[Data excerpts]
☆ ☆ ☆ ☆ ☆
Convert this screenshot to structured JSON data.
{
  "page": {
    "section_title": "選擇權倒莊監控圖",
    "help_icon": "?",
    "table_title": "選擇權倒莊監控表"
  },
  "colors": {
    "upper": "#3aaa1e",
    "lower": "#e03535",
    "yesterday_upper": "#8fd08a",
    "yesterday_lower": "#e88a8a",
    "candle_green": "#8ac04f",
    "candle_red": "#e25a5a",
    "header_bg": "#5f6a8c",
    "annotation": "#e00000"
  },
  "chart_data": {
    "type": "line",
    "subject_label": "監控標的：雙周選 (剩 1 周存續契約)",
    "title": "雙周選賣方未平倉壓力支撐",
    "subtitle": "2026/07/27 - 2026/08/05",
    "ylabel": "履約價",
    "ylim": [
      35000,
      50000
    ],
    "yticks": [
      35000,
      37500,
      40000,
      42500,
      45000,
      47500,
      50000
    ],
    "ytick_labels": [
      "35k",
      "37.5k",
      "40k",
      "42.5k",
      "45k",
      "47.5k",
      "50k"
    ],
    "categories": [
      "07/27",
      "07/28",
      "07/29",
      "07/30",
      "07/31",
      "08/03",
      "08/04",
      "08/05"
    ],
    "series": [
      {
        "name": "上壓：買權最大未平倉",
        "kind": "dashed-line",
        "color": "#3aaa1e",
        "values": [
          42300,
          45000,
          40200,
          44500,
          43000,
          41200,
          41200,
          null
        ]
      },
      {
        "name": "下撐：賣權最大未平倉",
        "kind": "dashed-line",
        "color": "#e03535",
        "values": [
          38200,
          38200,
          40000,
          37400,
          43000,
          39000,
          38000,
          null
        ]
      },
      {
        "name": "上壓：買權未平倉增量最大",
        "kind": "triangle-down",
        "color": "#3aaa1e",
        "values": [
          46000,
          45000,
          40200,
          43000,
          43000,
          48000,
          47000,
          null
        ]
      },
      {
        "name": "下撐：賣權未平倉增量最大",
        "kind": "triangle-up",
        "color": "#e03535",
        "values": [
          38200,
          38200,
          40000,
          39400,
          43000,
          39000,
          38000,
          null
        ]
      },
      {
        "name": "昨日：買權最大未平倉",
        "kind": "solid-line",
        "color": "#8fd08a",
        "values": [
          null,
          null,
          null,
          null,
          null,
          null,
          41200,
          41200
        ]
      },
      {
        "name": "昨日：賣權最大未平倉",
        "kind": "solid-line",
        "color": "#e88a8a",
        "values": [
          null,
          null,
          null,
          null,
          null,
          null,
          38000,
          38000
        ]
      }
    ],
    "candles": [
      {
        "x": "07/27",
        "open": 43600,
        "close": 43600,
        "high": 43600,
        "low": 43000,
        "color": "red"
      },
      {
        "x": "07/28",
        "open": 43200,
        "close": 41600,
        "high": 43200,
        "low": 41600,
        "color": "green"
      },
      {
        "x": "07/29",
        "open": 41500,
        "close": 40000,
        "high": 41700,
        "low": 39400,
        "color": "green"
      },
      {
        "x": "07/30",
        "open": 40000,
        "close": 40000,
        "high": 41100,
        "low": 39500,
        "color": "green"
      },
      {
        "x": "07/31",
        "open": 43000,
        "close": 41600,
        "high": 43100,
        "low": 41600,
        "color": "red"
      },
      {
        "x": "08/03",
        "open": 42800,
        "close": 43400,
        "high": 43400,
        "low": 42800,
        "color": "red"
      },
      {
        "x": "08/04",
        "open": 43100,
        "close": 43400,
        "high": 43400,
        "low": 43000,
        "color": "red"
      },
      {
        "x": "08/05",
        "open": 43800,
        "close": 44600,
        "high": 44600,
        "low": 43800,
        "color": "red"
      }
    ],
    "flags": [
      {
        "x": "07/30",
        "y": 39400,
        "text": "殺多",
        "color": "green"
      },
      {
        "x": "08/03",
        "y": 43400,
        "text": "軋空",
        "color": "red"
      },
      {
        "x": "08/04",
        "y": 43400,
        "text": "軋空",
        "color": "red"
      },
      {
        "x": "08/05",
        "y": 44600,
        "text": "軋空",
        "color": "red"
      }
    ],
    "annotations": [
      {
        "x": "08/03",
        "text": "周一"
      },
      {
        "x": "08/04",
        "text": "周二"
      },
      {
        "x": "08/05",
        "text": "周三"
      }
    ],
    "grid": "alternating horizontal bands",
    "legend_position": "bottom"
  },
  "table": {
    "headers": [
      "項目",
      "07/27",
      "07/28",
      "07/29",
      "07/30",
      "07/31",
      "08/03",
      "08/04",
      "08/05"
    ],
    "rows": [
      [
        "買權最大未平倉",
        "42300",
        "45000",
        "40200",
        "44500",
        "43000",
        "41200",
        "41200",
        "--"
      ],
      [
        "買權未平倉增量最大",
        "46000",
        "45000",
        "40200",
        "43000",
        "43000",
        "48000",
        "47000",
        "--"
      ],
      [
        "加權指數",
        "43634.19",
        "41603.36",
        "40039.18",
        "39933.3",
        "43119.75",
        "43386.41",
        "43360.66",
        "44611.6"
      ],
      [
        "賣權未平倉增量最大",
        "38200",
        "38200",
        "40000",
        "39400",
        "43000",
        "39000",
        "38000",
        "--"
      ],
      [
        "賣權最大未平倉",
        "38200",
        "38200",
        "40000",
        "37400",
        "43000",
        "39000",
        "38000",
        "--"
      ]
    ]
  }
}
☆ ☆ ☆ ☆ ☆
**Do this**
Give a word-for-word copy of the records.

**Task solution**
Convert this screenshot to structured JSON data.
{
  "page": {
    "section_title": "選擇權倒莊監控圖",
    "help_icon": "?",
    "table_title": "選擇權倒莊監控表"
  },
  "colors": {
    "upper": "#3aaa1e",
    "lower": "#e03535",
    "yesterday_upper": "#8fd08a",
    "yesterday_lower": "#e88a8a",
    "candle_green": "#8ac04f",
    "candle_red": "#e25a5a",
    "header_bg": "#5f6a8c",
    "annotation": "#e00000"
  },
  "chart_data": {
    "type": "line",
    "subject_label": "監控標的：雙周選 (剩 1 周存續契約)",
    "title": "雙周選賣方未平倉壓力支撐",
    "subtitle": "2026/07/27 - 2026/08/05",
    "ylabel": "履約價",
    "ylim": [
      35000,
      50000
    ],
    "yticks": [
      35000,
      37500,
      40000,
      42500,
      45000,
      47500,
      50000
    ],
    "ytick_labels": [
      "35k",
      "37.5k",
      "40k",
      "42.5k",
      "45k",
      "47.5k",
      "50k"
    ],
    "categories": [
      "07/27",
      "07/28",
      "07/29",
      "07/30",
      "07/31",
      "08/03",
      "08/04",
      "08/05"
    ],
    "series": [
      {
        "name": "上壓：買權最大未平倉",
        "kind": "dashed-line",
        "color": "#3aaa1e",
        "values": [
          42300,
          45000,
          40200,
          44500,
          43000,
          41200,
          41200,
          null
        ]
      },
      {
        "name": "下撐：賣權最大未平倉",
        "kind": "dashed-line",
        "color": "#e03535",
        "values": [
          38200,
          38200,
          40000,
          37400,
          43000,
          39000,
          38000,
          null
        ]
      },
      {
        "name": "上壓：買權未平倉增量最大",
        "kind": "triangle-down",
        "color": "#3aaa1e",
        "values": [
          46000,
          45000,
          40200,
          43000,
          43000,
          48000,
          47000,
          null
        ]
      },
      {
        "name": "下撐：賣權未平倉增量最大",
        "kind": "triangle-up",
        "color": "#e03535",
        "values": [
          38200,
          38200,
          40000,
          39400,
          43000,
          39000,
          38000,
          null
        ]
      },
      {
        "name": "昨日：買權最大未平倉",
        "kind": "solid-line",
        "color": "#8fd08a",
        "values": [
          null,
          null,
          null,
          null,
          null,
          null,
          41200,
          41200
        ]
      },
      {
        "name": "昨日：賣權最大未平倉",
        "kind": "solid-line",
        "color": "#e88a8a",
        "values": [
          null,
          null,
          null,
          null,
          null,
          null,
          38000,
          38000
        ]
      }
    ],
    "candles": [
      {
        "x": "07/27",
        "open": 43600,
        "close": 43600,
        "high": 43600,
        "low": 43000,
        "color": "red"
      },
      {
        "x": "07/28",
        "open": 43200,
        "close": 41600,
        "high": 43200,
        "low": 41600,
        "color": "green"
      },
      {
        "x": "07/29",
        "open": 41500,
        "close": 40000,
        "high": 41700,
        "low": 39400,
        "color": "green"
      },
      {
        "x": "07/30",
        "open": 40000,
        "close": 40000,
        "high": 41100,
        "low": 39500,
        "color": "green"
      },
      {
        "x": "07/31",
        "open": 43000,
        "close": 41600,
        "high": 43100,
        "low": 41600,
        "color": "red"
      },
      {
        "x": "08/03",
        "open": 42800,
        "close": 43400,
        "high": 43400,
        "low": 42800,
        "color": "red"
      },
      {
        "x": "08/04",
        "open": 43100,
        "close": 43400,
        "high": 43400,
        "low": 43000,
        "color": "red"
      },
      {
        "x": "08/05",
        "open": 43800,
        "close": 44600,
        "high": 44600,
        "low": 43800,
        "color": "red"
      }
    ],
    "flags": [
      {
        "x": "07/30",
        "y": 39400,
        "text": "殺多",
        "color": "green"
      },
      {
        "x": "08/03",
        "y": 43400,
        "text": "軋空",
        "color": "red"
      },
      {
        "x": "08/04",
        "y": 43400,
        "text": "軋空",
        "color": "red"
      },
      {
        "x": "08/05",
        "y": 44600,
        "text": "軋空",
        "color": "red"
      }
    ],
    "annotations": [
      {
        "x": "08/03",
        "text": "周一"
      },
      {
        "x": "08/04",
        "text": "周二"
      },
      {
        "x": "08/05",
        "text": "周三"
      }
    ],
    "grid": "alternating horizontal bands",
    "legend_position": "bottom"
  },
  "table": {
    "headers": [
      "項目",
      "07/27",
      "07/28",
      "07/29",
      "07/30",
      "07/31",
      "08/03",
      "08/04",
      "08/05"
    ],
    "rows": [
      [
        "買權最大未平倉",
        "42300",
        "45000",
        "40200",
        "44500",
        "43000",
        "41200",
        "41200",
        "--"
      ],
      [
        "買權未平倉增量最大",
        "46000",
        "45000",
        "40200",
        "43000",
        "43000",
        "48000",
        "47000",
        "--"
      ],
      [
        "加權指數",
        "43634.19",
        "41603.36",
        "40039.18",
        "39933.3",
        "43119.75",
        "43386.41",
        "43360.66",
        "44611.6"
      ],
      [
        "賣權未平倉增量最大",
        "38200",
        "38200",
        "40000",
        "39400",
        "43000",
        "39000",
        "38000",
        "--"
      ],
      [
        "賣權最大未平倉",
        "38200",
        "38200",
        "40000",
        "37400",
        "43000",
        "39000",
        "38000",
        "--"
      ]
    ]
  }
}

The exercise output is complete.